[Task requirements]: Find the word "Configuration" in the data. Return every line where it appears.

[Task inputs]:

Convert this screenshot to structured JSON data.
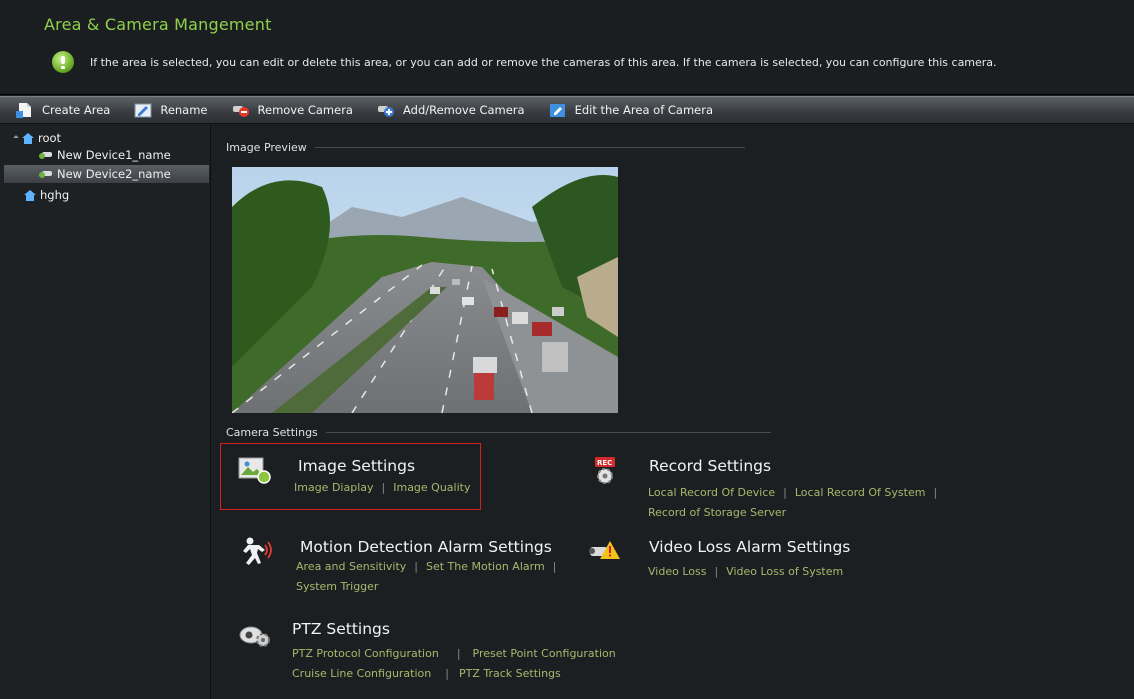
{
  "header": {
    "title": "Area & Camera Mangement",
    "info_icon": "info-bulb-icon",
    "info_text": "If the area is selected, you can edit or delete this area, or you can add or remove the cameras of this area. If the camera is selected, you can configure this camera."
  },
  "toolbar": {
    "create_area": "Create Area",
    "rename": "Rename",
    "remove_camera": "Remove Camera",
    "add_remove_camera": "Add/Remove Camera",
    "edit_area_of_camera": "Edit the Area of Camera"
  },
  "tree": {
    "root": "root",
    "device1": "New Device1_name",
    "device2": "New Device2_name",
    "area2": "hghg"
  },
  "main": {
    "image_preview_label": "Image Preview",
    "camera_settings_label": "Camera Settings",
    "image_settings": {
      "title": "Image Settings",
      "link1": "Image Diaplay",
      "link2": "Image Quality"
    },
    "record_settings": {
      "title": "Record Settings",
      "link1": "Local Record Of Device",
      "link2": "Local Record Of System",
      "link3": "Record of Storage Server"
    },
    "motion_settings": {
      "title": "Motion Detection Alarm Settings",
      "link1": "Area and Sensitivity",
      "link2": "Set The Motion Alarm",
      "link3": "System Trigger"
    },
    "video_loss_settings": {
      "title": "Video Loss Alarm Settings",
      "link1": "Video Loss",
      "link2": "Video Loss of System"
    },
    "ptz_settings": {
      "title": "PTZ Settings",
      "link1": "PTZ Protocol Configuration",
      "link2": "Preset Point Configuration",
      "link3": "Cruise Line Configuration",
      "link4": "PTZ Track Settings"
    },
    "separator": "|"
  },
  "colors": {
    "title_green": "#8fd14a",
    "link_olive": "#a7b86c",
    "highlight_red": "#d62020"
  }
}
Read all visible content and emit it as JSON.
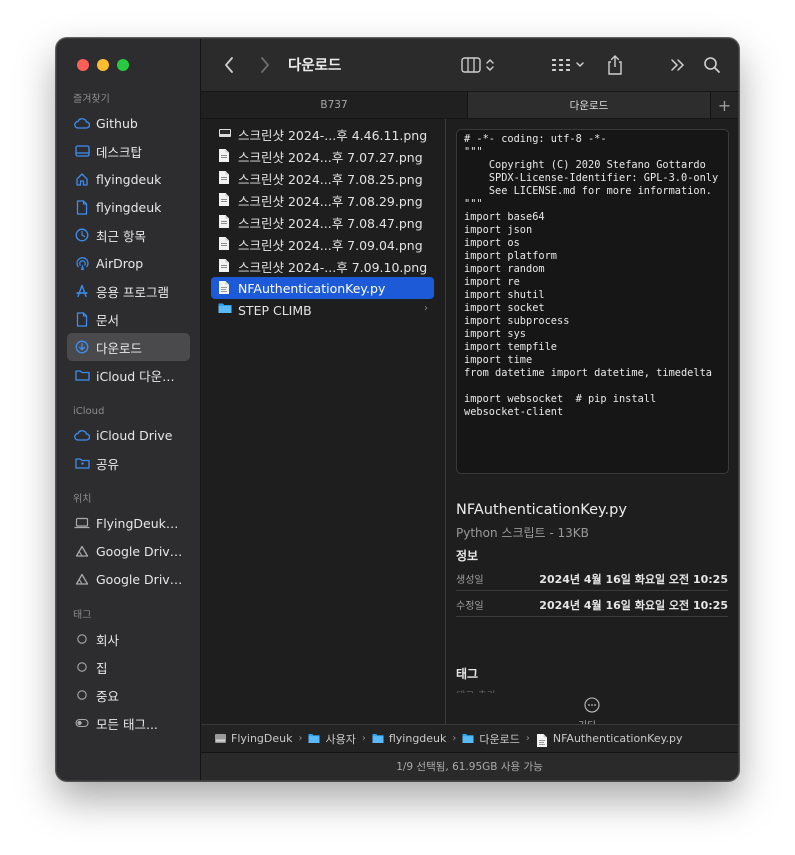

[Solution for this task]:
      "link1": "PTZ Protocol Configuration",
      "link2": "Preset Point Configuration",
      "link3": "Cruise Line Configuration",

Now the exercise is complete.